#### Your goal
Render each line of the data below as a string in a JSON list, one string per line. Skip any blank lines.

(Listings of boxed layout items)
:::

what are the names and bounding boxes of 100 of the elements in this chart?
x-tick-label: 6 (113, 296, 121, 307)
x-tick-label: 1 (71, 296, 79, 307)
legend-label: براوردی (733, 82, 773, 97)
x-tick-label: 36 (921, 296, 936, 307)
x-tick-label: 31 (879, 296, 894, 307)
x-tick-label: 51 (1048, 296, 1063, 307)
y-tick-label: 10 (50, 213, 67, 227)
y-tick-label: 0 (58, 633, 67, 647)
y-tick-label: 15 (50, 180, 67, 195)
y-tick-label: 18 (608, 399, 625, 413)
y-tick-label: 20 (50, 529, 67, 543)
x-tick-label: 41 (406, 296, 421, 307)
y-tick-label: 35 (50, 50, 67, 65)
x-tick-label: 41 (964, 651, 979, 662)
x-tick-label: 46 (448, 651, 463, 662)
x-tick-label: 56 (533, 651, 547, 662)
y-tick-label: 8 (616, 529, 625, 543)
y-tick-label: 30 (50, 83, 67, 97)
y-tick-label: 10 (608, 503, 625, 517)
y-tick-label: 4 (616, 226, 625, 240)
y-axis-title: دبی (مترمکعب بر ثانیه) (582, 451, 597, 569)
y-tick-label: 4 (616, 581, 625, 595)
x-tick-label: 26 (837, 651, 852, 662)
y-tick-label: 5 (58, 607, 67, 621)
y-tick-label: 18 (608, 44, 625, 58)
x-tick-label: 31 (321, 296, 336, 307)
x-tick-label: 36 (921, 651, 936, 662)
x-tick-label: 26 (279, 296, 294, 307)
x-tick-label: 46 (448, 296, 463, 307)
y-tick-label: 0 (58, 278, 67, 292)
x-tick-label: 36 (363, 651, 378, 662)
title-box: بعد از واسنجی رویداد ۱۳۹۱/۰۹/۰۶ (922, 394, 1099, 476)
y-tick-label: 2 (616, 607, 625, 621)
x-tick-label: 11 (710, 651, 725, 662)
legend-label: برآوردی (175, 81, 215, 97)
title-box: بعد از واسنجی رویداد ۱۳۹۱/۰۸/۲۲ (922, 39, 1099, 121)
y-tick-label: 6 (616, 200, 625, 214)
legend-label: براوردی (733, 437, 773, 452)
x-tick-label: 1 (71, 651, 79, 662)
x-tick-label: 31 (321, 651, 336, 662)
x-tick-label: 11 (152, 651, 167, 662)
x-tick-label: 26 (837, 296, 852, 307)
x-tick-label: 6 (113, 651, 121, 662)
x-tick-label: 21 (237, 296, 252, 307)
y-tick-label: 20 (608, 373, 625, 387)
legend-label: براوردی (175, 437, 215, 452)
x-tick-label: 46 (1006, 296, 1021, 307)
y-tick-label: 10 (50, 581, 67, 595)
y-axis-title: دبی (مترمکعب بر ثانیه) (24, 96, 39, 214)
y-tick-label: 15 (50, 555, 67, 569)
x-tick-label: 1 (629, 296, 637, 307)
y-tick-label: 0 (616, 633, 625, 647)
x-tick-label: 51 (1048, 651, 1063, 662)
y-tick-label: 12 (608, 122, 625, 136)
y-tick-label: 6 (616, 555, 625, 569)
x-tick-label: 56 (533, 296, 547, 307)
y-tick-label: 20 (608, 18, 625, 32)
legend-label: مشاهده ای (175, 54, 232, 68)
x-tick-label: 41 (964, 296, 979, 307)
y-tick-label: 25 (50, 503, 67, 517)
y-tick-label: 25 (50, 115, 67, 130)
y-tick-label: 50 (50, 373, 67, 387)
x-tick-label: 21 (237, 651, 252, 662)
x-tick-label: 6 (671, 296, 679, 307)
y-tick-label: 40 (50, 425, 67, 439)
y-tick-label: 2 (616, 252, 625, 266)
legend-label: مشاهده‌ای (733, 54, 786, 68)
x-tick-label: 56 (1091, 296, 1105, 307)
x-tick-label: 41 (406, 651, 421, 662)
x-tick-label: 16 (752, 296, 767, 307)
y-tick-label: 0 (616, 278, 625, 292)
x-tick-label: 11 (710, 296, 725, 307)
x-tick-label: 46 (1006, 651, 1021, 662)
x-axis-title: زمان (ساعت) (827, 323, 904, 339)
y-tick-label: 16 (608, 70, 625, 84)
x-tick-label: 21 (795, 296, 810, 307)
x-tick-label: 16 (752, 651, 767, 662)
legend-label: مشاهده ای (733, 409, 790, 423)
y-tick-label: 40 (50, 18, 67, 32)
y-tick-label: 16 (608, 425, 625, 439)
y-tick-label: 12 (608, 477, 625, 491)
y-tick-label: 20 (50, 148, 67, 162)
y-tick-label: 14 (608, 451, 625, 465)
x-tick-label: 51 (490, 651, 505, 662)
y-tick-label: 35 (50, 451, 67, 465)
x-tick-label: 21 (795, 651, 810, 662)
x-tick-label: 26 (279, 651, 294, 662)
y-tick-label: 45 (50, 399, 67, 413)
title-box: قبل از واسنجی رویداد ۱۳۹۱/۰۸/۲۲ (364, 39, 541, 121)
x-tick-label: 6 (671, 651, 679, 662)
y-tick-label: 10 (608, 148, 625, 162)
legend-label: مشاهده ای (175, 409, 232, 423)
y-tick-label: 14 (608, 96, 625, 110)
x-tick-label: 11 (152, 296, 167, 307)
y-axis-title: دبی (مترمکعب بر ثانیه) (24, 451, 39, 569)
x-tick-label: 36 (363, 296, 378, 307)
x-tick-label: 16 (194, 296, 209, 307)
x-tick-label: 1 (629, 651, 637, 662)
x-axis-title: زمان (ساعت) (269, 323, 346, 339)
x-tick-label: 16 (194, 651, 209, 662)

:::

#### Written answer
[
  "what are the names and bounding boxes of 100 of the elements in this chart?",
  "x-tick-label: 6 (113, 296, 121, 307)",
  "x-tick-label: 1 (71, 296, 79, 307)",
  "legend-label: براوردی (733, 82, 773, 97)",
  "x-tick-label: 36 (921, 296, 936, 307)",
  "x-tick-label: 31 (879, 296, 894, 307)",
  "x-tick-label: 51 (1048, 296, 1063, 307)",
  "y-tick-label: 10 (50, 213, 67, 227)",
  "y-tick-label: 0 (58, 633, 67, 647)",
  "y-tick-label: 15 (50, 180, 67, 195)",
  "y-tick-label: 18 (608, 399, 625, 413)",
  "y-tick-label: 20 (50, 529, 67, 543)",
  "x-tick-label: 41 (406, 296, 421, 307)",
  "y-tick-label: 35 (50, 50, 67, 65)",
  "x-tick-label: 41 (964, 651, 979, 662)",
  "x-tick-label: 46 (448, 651, 463, 662)",
  "x-tick-label: 56 (533, 651, 547, 662)",
  "y-tick-label: 8 (616, 529, 625, 543)",
  "y-tick-label: 30 (50, 83, 67, 97)",
  "y-tick-label: 10 (608, 503, 625, 517)",
  "y-tick-label: 4 (616, 226, 625, 240)",
  "y-axis-title: دبی (مترمکعب بر ثانیه) (582, 451, 597, 569)",
  "y-tick-label: 4 (616, 581, 625, 595)",
  "x-tick-label: 26 (837, 651, 852, 662)",
  "y-tick-label: 5 (58, 607, 67, 621)",
  "y-tick-label: 18 (608, 44, 625, 58)",
  "x-tick-label: 31 (321, 296, 336, 307)",
  "x-tick-label: 36 (921, 651, 936, 662)",
  "x-tick-label: 26 (279, 296, 294, 307)",
  "x-tick-label: 46 (448, 296, 463, 307)",
  "y-tick-label: 0 (58, 278, 67, 292)",
  "x-tick-label: 36 (363, 651, 378, 662)",
  "title-box: بعد از واسنجی رویداد ۱۳۹۱/۰۹/۰۶ (922, 394, 1099, 476)",
  "y-tick-label: 2 (616, 607, 625, 621)",
  "x-tick-label: 11 (710, 651, 725, 662)",
  "legend-label: برآوردی (175, 81, 215, 97)",
  "title-box: بعد از واسنجی رویداد ۱۳۹۱/۰۸/۲۲ (922, 39, 1099, 121)",
  "y-tick-label: 6 (616, 200, 625, 214)",
  "legend-label: براوردی (733, 437, 773, 452)",
  "x-tick-label: 1 (71, 651, 79, 662)",
  "x-tick-label: 31 (321, 651, 336, 662)",
  "x-tick-label: 11 (152, 651, 167, 662)",
  "x-tick-label: 26 (837, 296, 852, 307)",
  "x-tick-label: 6 (113, 651, 121, 662)",
  "x-tick-label: 21 (237, 296, 252, 307)",
  "y-tick-label: 20 (608, 373, 625, 387)",
  "legend-label: براوردی (175, 437, 215, 452)",
  "x-tick-label: 46 (1006, 296, 1021, 307)",
  "y-tick-label: 10 (50, 581, 67, 595)",
  "y-axis-title: دبی (مترمکعب بر ثانیه) (24, 96, 39, 214)",
  "y-tick-label: 15 (50, 555, 67, 569)",
  "x-tick-label: 1 (629, 296, 637, 307)",
  "y-tick-label: 0 (616, 633, 625, 647)",
  "x-tick-label: 51 (1048, 651, 1063, 662)",
  "y-tick-label: 12 (608, 122, 625, 136)",
  "y-tick-label: 6 (616, 555, 625, 569)",
  "x-tick-label: 56 (533, 296, 547, 307)",
  "y-tick-label: 20 (608, 18, 625, 32)",
  "legend-label: مشاهده ای (175, 54, 232, 68)",
  "x-tick-label: 41 (964, 296, 979, 307)",
  "y-tick-label: 25 (50, 503, 67, 517)",
  "y-tick-label: 25 (50, 115, 67, 130)",
  "y-tick-label: 50 (50, 373, 67, 387)",
  "x-tick-label: 21 (237, 651, 252, 662)",
  "x-tick-label: 6 (671, 296, 679, 307)",
  "y-tick-label: 40 (50, 425, 67, 439)",
  "y-tick-label: 2 (616, 252, 625, 266)",
  "legend-label: مشاهده‌ای (733, 54, 786, 68)",
  "x-tick-label: 56 (1091, 296, 1105, 307)",
  "x-tick-label: 41 (406, 651, 421, 662)",
  "x-tick-label: 16 (752, 296, 767, 307)",
  "y-tick-label: 0 (616, 278, 625, 292)",
  "x-tick-label: 11 (710, 296, 725, 307)",
  "x-tick-label: 46 (1006, 651, 1021, 662)",
  "x-axis-title: زمان (ساعت) (827, 323, 904, 339)",
  "y-tick-label: 16 (608, 70, 625, 84)",
  "x-tick-label: 21 (795, 296, 810, 307)",
  "x-tick-label: 16 (752, 651, 767, 662)",
  "legend-label: مشاهده ای (733, 409, 790, 423)",
  "y-tick-label: 40 (50, 18, 67, 32)",
  "y-tick-label: 16 (608, 425, 625, 439)",
  "y-tick-label: 12 (608, 477, 625, 491)",
  "y-tick-label: 20 (50, 148, 67, 162)",
  "y-tick-label: 14 (608, 451, 625, 465)",
  "x-tick-label: 51 (490, 651, 505, 662)",
  "y-tick-label: 35 (50, 451, 67, 465)",
  "x-tick-label: 21 (795, 651, 810, 662)",
  "x-tick-label: 26 (279, 651, 294, 662)",
  "y-tick-label: 45 (50, 399, 67, 413)",
  "title-box: قبل از واسنجی رویداد ۱۳۹۱/۰۸/۲۲ (364, 39, 541, 121)",
  "x-tick-label: 6 (671, 651, 679, 662)",
  "y-tick-label: 10 (608, 148, 625, 162)",
  "legend-label: مشاهده ای (175, 409, 232, 423)",
  "y-tick-label: 14 (608, 96, 625, 110)",
  "x-tick-label: 11 (152, 296, 167, 307)",
  "y-axis-title: دبی (مترمکعب بر ثانیه) (24, 451, 39, 569)",
  "x-tick-label: 36 (363, 296, 378, 307)",
  "x-tick-label: 16 (194, 296, 209, 307)",
  "x-tick-label: 1 (629, 651, 637, 662)",
  "x-axis-title: زمان (ساعت) (269, 323, 346, 339)",
  "x-tick-label: 16 (194, 651, 209, 662)"
]